• [ENTRIES]:

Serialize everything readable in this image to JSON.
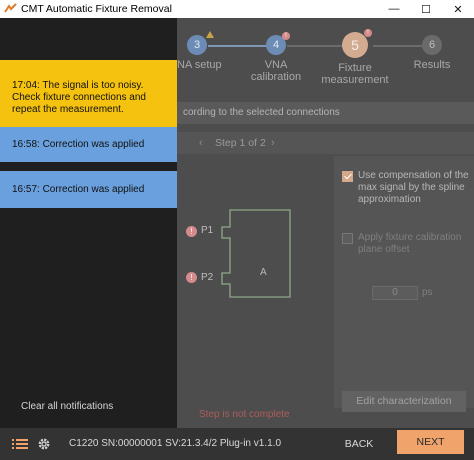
{
  "window": {
    "title": "CMT Automatic Fixture Removal",
    "icon": "cmt-logo-icon",
    "controls": {
      "minimize": "—",
      "maximize": "☐",
      "close": "✕"
    }
  },
  "stepper": {
    "steps": [
      {
        "number": "3",
        "label": "NA setup",
        "state": "done",
        "indicator": "warning-triangle"
      },
      {
        "number": "4",
        "label_line1": "VNA",
        "label_line2": "calibration",
        "state": "done",
        "badge": "!"
      },
      {
        "number": "5",
        "label_line1": "Fixture",
        "label_line2": "measurement",
        "state": "current",
        "badge": "!"
      },
      {
        "number": "6",
        "label": "Results",
        "state": "future"
      }
    ]
  },
  "info_bar": {
    "text": "cording to the selected connections"
  },
  "step_nav": {
    "prev": "‹",
    "label": "Step 1 of 2",
    "next": "›"
  },
  "diagram": {
    "ports": [
      {
        "label": "P1",
        "status": "error",
        "badge": "!"
      },
      {
        "label": "P2",
        "status": "error",
        "badge": "!"
      }
    ],
    "box_label": "A"
  },
  "options": {
    "spline": {
      "label": "Use compensation of the max signal by the spline approximation",
      "checked": true
    },
    "plane_offset": {
      "label": "Apply fixture calibration plane offset",
      "checked": false,
      "disabled": true
    },
    "offset_value": "0",
    "offset_unit": "ps",
    "edit_button": "Edit characterization"
  },
  "status": {
    "text": "Step is not complete"
  },
  "notifications": {
    "items": [
      {
        "type": "warning",
        "text": "17:04: The signal is too noisy. Check fixture connections and repeat the measurement."
      },
      {
        "type": "info",
        "text": "16:58: Correction was applied"
      },
      {
        "type": "info",
        "text": "16:57: Correction was applied"
      }
    ],
    "clear_label": "Clear all notifications"
  },
  "bottom_bar": {
    "device_info": "C1220 SN:00000001 SV:21.3.4/2 Plug-in v1.1.0",
    "back_label": "BACK",
    "next_label": "NEXT"
  },
  "colors": {
    "accent": "#f0a36b",
    "warning": "#f4c20f",
    "info": "#6aa0dd",
    "error": "#d48b8b",
    "step_done": "#6d8cb5"
  }
}
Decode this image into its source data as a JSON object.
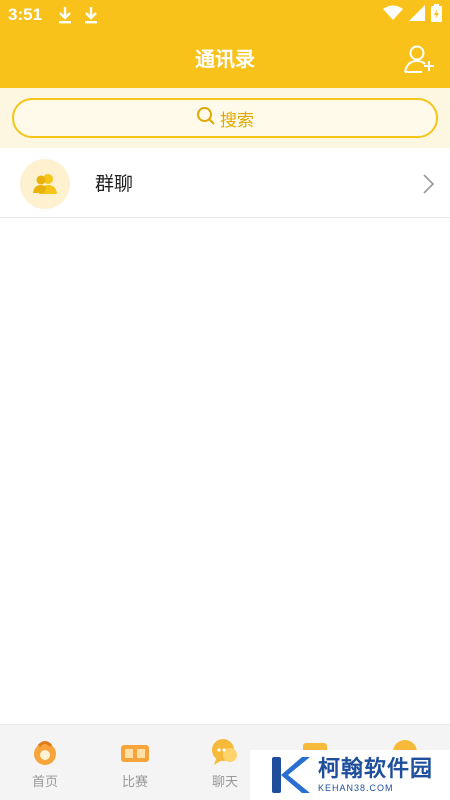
{
  "status_bar": {
    "time": "3:51"
  },
  "header": {
    "title": "通讯录"
  },
  "search": {
    "label": "搜索"
  },
  "contacts": [
    {
      "label": "群聊"
    }
  ],
  "tabbar": {
    "tabs": [
      {
        "label": "首页"
      },
      {
        "label": "比赛"
      },
      {
        "label": "聊天"
      },
      {
        "label": ""
      },
      {
        "label": ""
      }
    ]
  },
  "watermark": {
    "name": "柯翰软件园",
    "url": "KEHAN38.COM"
  },
  "colors": {
    "primary": "#f9c21a",
    "search_bg": "#fdf6e1",
    "watermark_blue": "#1f4f9c"
  }
}
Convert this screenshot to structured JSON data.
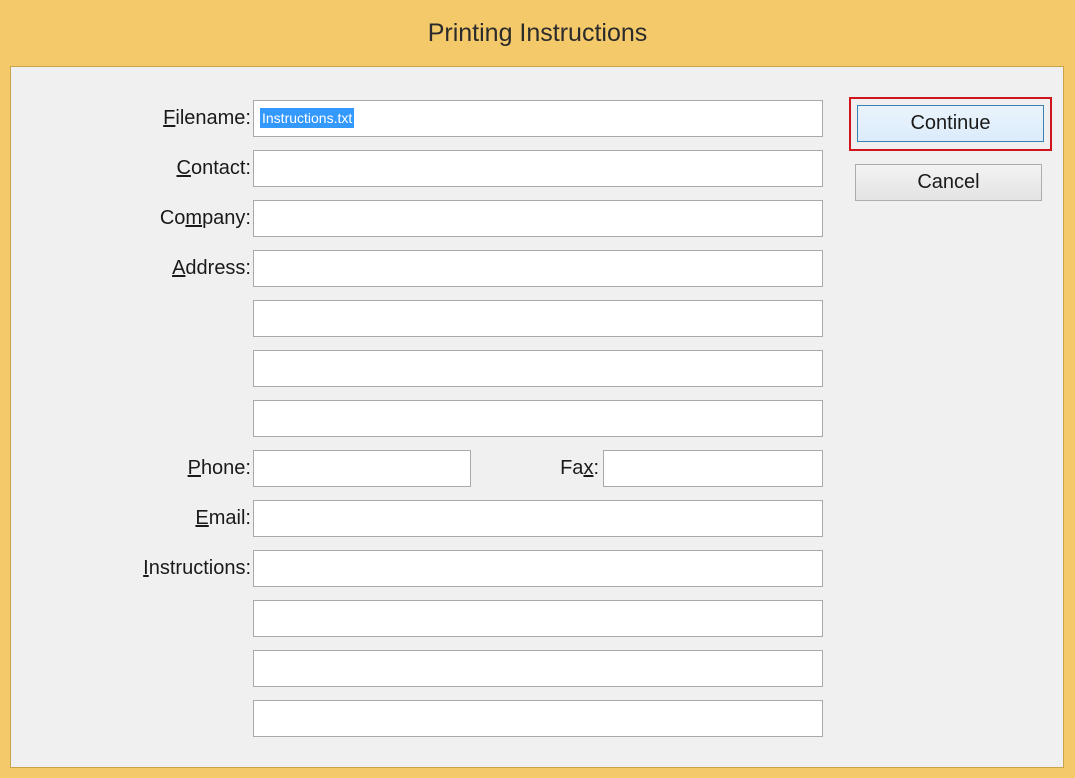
{
  "window": {
    "title": "Printing Instructions"
  },
  "form": {
    "filename": {
      "label_mn": "F",
      "label_rest": "ilename:",
      "value": "Instructions.txt"
    },
    "contact": {
      "label_mn": "C",
      "label_rest": "ontact:",
      "value": ""
    },
    "company": {
      "label_pre": "Co",
      "label_mn": "m",
      "label_rest": "pany:",
      "value": ""
    },
    "address": {
      "label_mn": "A",
      "label_rest": "ddress:",
      "lines": [
        "",
        "",
        "",
        ""
      ]
    },
    "phone": {
      "label_mn": "P",
      "label_rest": "hone:",
      "value": ""
    },
    "fax": {
      "label_pre": "Fa",
      "label_mn": "x",
      "label_rest": ":",
      "value": ""
    },
    "email": {
      "label_mn": "E",
      "label_rest": "mail:",
      "value": ""
    },
    "instructions": {
      "label_mn": "I",
      "label_rest": "nstructions:",
      "lines": [
        "",
        "",
        "",
        ""
      ]
    }
  },
  "buttons": {
    "continue_label": "Continue",
    "cancel_label": "Cancel"
  },
  "colors": {
    "title_bar": "#f3c96a",
    "client": "#f0f0f0",
    "selection": "#3399ff",
    "focus_highlight": "#d0141d"
  }
}
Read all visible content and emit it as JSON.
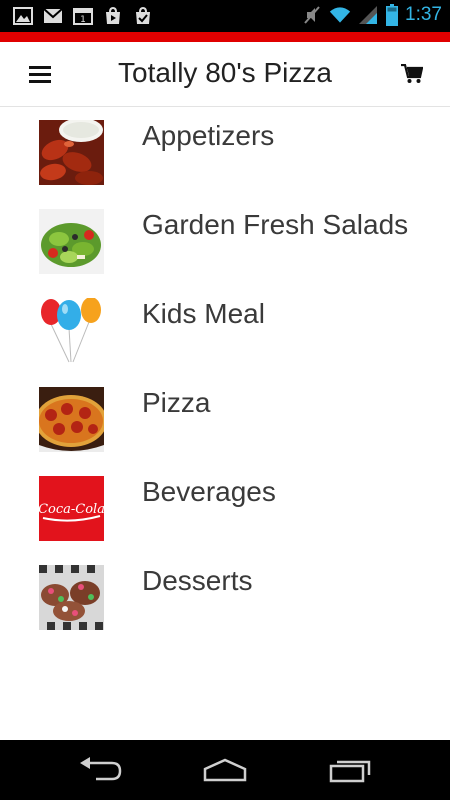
{
  "status_bar": {
    "time": "1:37",
    "icons": [
      "gallery-icon",
      "gmail-icon",
      "calendar-icon",
      "play-store-icon",
      "download-done-icon",
      "mute-icon",
      "wifi-icon",
      "signal-icon",
      "battery-icon"
    ]
  },
  "header": {
    "title": "Totally 80's Pizza",
    "accent_color": "#e00000"
  },
  "categories": [
    {
      "label": "Appetizers",
      "icon": "chicken-wings-image"
    },
    {
      "label": "Garden Fresh Salads",
      "icon": "salad-image"
    },
    {
      "label": "Kids Meal",
      "icon": "balloons-image"
    },
    {
      "label": "Pizza",
      "icon": "pizza-image"
    },
    {
      "label": "Beverages",
      "icon": "coca-cola-image"
    },
    {
      "label": "Desserts",
      "icon": "dessert-image"
    }
  ],
  "nav": {
    "buttons": [
      "back-icon",
      "home-icon",
      "recent-apps-icon"
    ]
  }
}
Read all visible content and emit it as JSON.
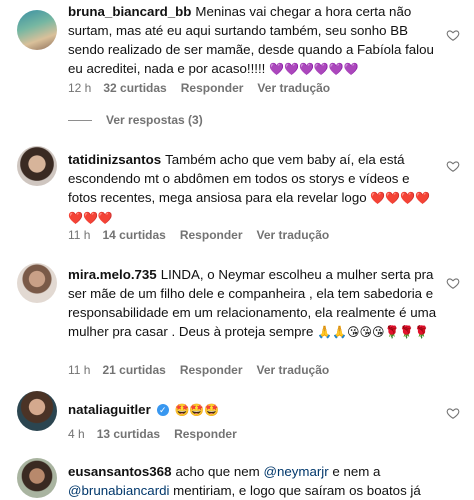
{
  "comments": [
    {
      "username": "bruna_biancard_bb",
      "text": "Meninas vai chegar a hora certa não surtam, mas até eu aqui surtando também, seu sonho BB sendo realizado de ser mamãe, desde quando a Fabíola falou eu acreditei, nada e por acaso!!!!!",
      "emojis": "💜💜💜💜💜💜",
      "time": "12 h",
      "likes": "32 curtidas",
      "reply": "Responder",
      "translate": "Ver tradução",
      "view_replies": "Ver respostas (3)"
    },
    {
      "username": "tatidinizsantos",
      "text": "Também acho que vem baby aí, ela está escondendo mt o abdômen em todos os storys e vídeos e fotos recentes, mega ansiosa para ela revelar logo",
      "emojis": "❤️❤️❤️❤️❤️❤️❤️",
      "time": "11 h",
      "likes": "14 curtidas",
      "reply": "Responder",
      "translate": "Ver tradução"
    },
    {
      "username": "mira.melo.735",
      "text": "LINDA, o Neymar escolheu a mulher serta pra ser mãe de um filho dele e companheira , ela tem sabedoria e responsabilidade em um relacionamento, ela realmente é uma mulher pra casar . Deus à proteja sempre",
      "emojis": "🙏🙏😘😘😘🌹🌹🌹",
      "time": "11 h",
      "likes": "21 curtidas",
      "reply": "Responder",
      "translate": "Ver tradução"
    },
    {
      "username": "nataliaguitler",
      "emojis": "🤩🤩🤩",
      "time": "4 h",
      "likes": "13 curtidas",
      "reply": "Responder"
    },
    {
      "username": "eusansantos368",
      "text_a": "acho que nem",
      "mention1": "@neymarjr",
      "text_b": "e nem a",
      "mention2": "@brunabiancardi",
      "text_c": "mentiriam, e logo que saíram os boatos já"
    }
  ],
  "colors": {
    "meta": "#737373",
    "mention": "#00376b",
    "verified": "#3897f0"
  }
}
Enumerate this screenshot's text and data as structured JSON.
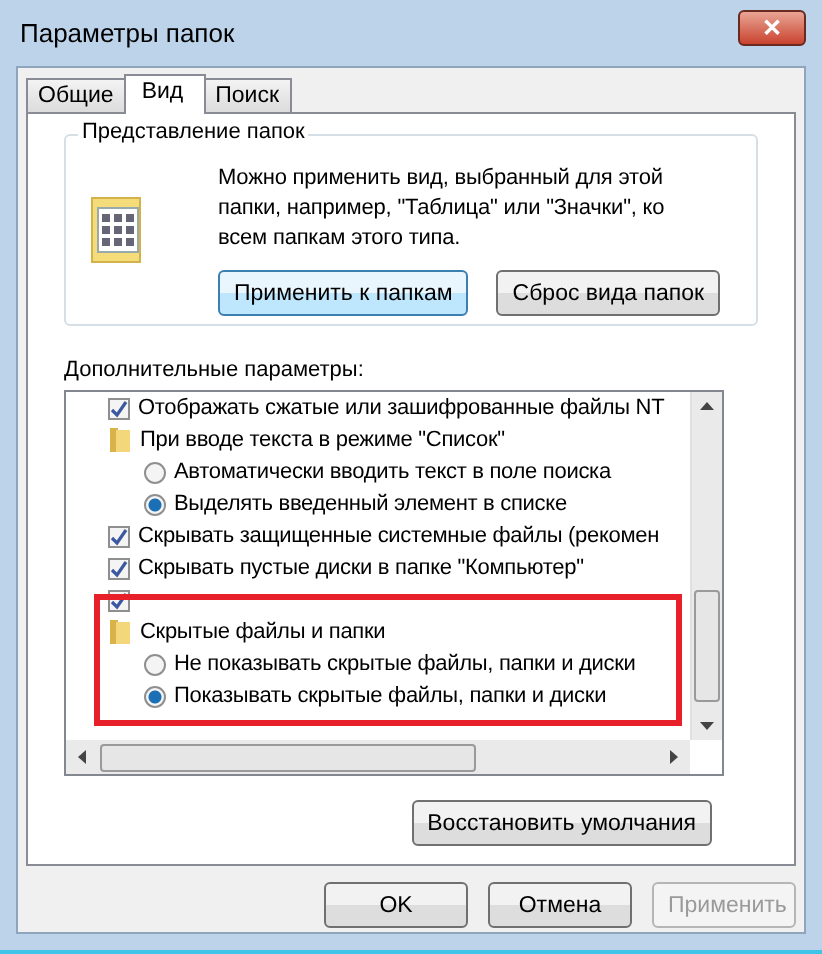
{
  "window": {
    "title": "Параметры папок",
    "close": "✕"
  },
  "tabs": [
    {
      "label": "Общие",
      "selected": false
    },
    {
      "label": "Вид",
      "selected": true
    },
    {
      "label": "Поиск",
      "selected": false
    }
  ],
  "folder_view": {
    "title": "Представление папок",
    "text": "Можно применить вид, выбранный для этой папки, например, \"Таблица\" или \"Значки\", ко всем папкам этого типа.",
    "buttons": [
      {
        "label": "Применить к папкам",
        "focused": true
      },
      {
        "label": "Сброс вида папок",
        "focused": false
      }
    ]
  },
  "advanced": {
    "label": "Дополнительные параметры:",
    "items": [
      {
        "kind": "checkbox",
        "label": "Отображать сжатые или зашифрованные файлы NT",
        "checked": true
      },
      {
        "kind": "folder",
        "label": "При вводе текста в режиме \"Список\"",
        "children": [
          {
            "kind": "radio",
            "label": "Автоматически вводить текст в поле поиска",
            "selected": false
          },
          {
            "kind": "radio",
            "label": "Выделять введенный элемент в списке",
            "selected": true
          }
        ]
      },
      {
        "kind": "checkbox",
        "label": "Скрывать защищенные системные файлы (рекомен",
        "checked": true
      },
      {
        "kind": "checkbox",
        "label": "Скрывать пустые диски в папке \"Компьютер\"",
        "checked": true
      },
      {
        "kind": "checkbox",
        "checked": true
      },
      {
        "kind": "folder",
        "label": "Скрытые файлы и папки",
        "children": [
          {
            "kind": "radio",
            "label": "Не показывать скрытые файлы, папки и диски",
            "selected": false
          },
          {
            "kind": "radio",
            "label": "Показывать скрытые файлы, папки и диски",
            "selected": true
          }
        ]
      }
    ],
    "restore": "Восстановить умолчания"
  },
  "buttons": [
    {
      "label": "OK",
      "disabled": false
    },
    {
      "label": "Отмена",
      "disabled": false
    },
    {
      "label": "Применить",
      "disabled": true
    }
  ]
}
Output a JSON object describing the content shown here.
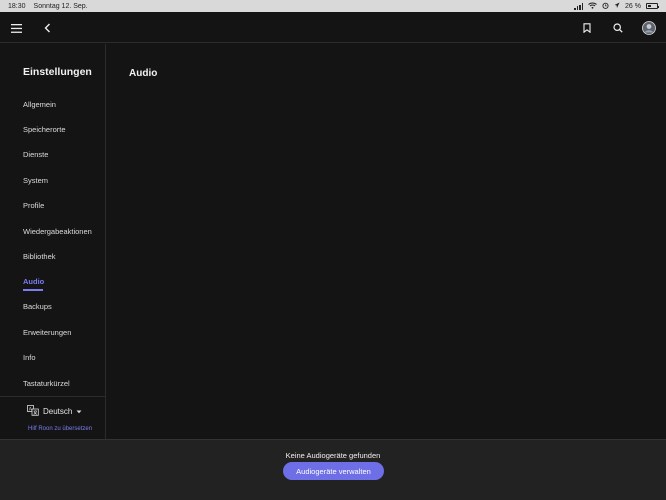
{
  "status_bar": {
    "time": "18:30",
    "date": "Sonntag 12. Sep.",
    "battery": "26 %"
  },
  "sidebar": {
    "title": "Einstellungen",
    "items": [
      {
        "label": "Allgemein"
      },
      {
        "label": "Speicherorte"
      },
      {
        "label": "Dienste"
      },
      {
        "label": "System"
      },
      {
        "label": "Profile"
      },
      {
        "label": "Wiedergabeaktionen"
      },
      {
        "label": "Bibliothek"
      },
      {
        "label": "Audio"
      },
      {
        "label": "Backups"
      },
      {
        "label": "Erweiterungen"
      },
      {
        "label": "Info"
      },
      {
        "label": "Tastaturkürzel"
      }
    ],
    "active_item": "Audio",
    "language": "Deutsch",
    "translate_link": "Hilf Roon zu übersetzen"
  },
  "main": {
    "title": "Audio"
  },
  "bottom_bar": {
    "message": "Keine Audiogeräte gefunden",
    "button_label": "Audiogeräte verwalten"
  },
  "colors": {
    "accent": "#7b7cf0",
    "button": "#6e6fe6",
    "background": "#141414"
  }
}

• [TASK DIRECTIONS]: Look through the entries above. Extract each line with the word "state".

• [RESULT OF THE EXERCISE]:
        "state": "done",
        "state": "done",
        "state": "current",
        "state": "future"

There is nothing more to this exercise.